__Given data__.
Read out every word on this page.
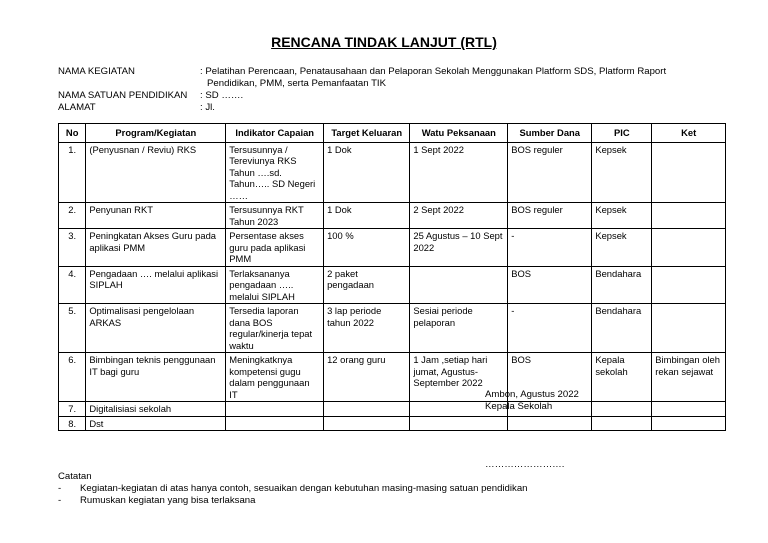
RENCANA TINDAK LANJUT (RTL)
NAMA KEGIATAN	: Pelatihan Perencaan, Penatausahaan dan Pelaporan Sekolah Menggunakan Platform SDS, Platform Raport
Pendidikan, PMM, serta Pemanfaatan TIK
NAMA SATUAN PENDIDIKAN : SD …….
ALAMAT	: Jl.
No	Program/Kegiatan	Indikator Capaian	Target Keluaran	Watu Peksanaan	Sumber Dana	PIC	Ket
1.	(Penyusnan / Reviu) RKS	Tersusunnya / Tereviunya RKS Tahun ….sd. Tahun….. SD Negeri ……	1 Dok	1 Sept 2022	BOS reguler	Kepsek	
2.	Penyunan RKT	Tersusunnya RKT Tahun 2023	1 Dok	2 Sept 2022	BOS reguler	Kepsek	
3.	Peningkatan Akses Guru pada aplikasi PMM	Persentase akses guru pada aplikasi PMM	100 %	25 Agustus – 10 Sept 2022	-	Kepsek	
4.	Pengadaan …. melalui aplikasi SIPLAH	Terlaksananya pengadaan ….. melalui SIPLAH	2 paket pengadaan		BOS	Bendahara	
5.	Optimalisasi pengelolaan ARKAS	Tersedia laporan dana BOS regular/kinerja tepat waktu	3 lap periode tahun 2022	Sesiai periode pelaporan	-	Bendahara	
6.	Bimbingan teknis penggunaan IT bagi guru	Meningkatknya kompetensi gugu dalam penggunaan IT	12 orang guru	1 Jam ,setiap hari jumat, Agustus-September 2022	BOS	Kepala sekolah	Bimbingan oleh rekan sejawat
7.	Digitalisiasi sekolah						
8.	Dst						
Ambon, Agustus 2022
Kepala Sekolah
…………………….
Catatan
-	Kegiatan-kegiatan di atas hanya contoh, sesuaikan dengan kebutuhan masing-masing satuan pendidikan
-	Rumuskan kegiatan yang bisa terlaksana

__Work required__. From the data above, show each line that contains "guru".

__Solution__.
3.	Peningkatan Akses Guru pada aplikasi PMM	Persentase akses guru pada aplikasi PMM	100 %	25 Agustus – 10 Sept 2022	-	Kepsek	
6.	Bimbingan teknis penggunaan IT bagi guru	Meningkatknya kompetensi gugu dalam penggunaan IT	12 orang guru	1 Jam ,setiap hari jumat, Agustus-September 2022	BOS	Kepala sekolah	Bimbingan oleh rekan sejawat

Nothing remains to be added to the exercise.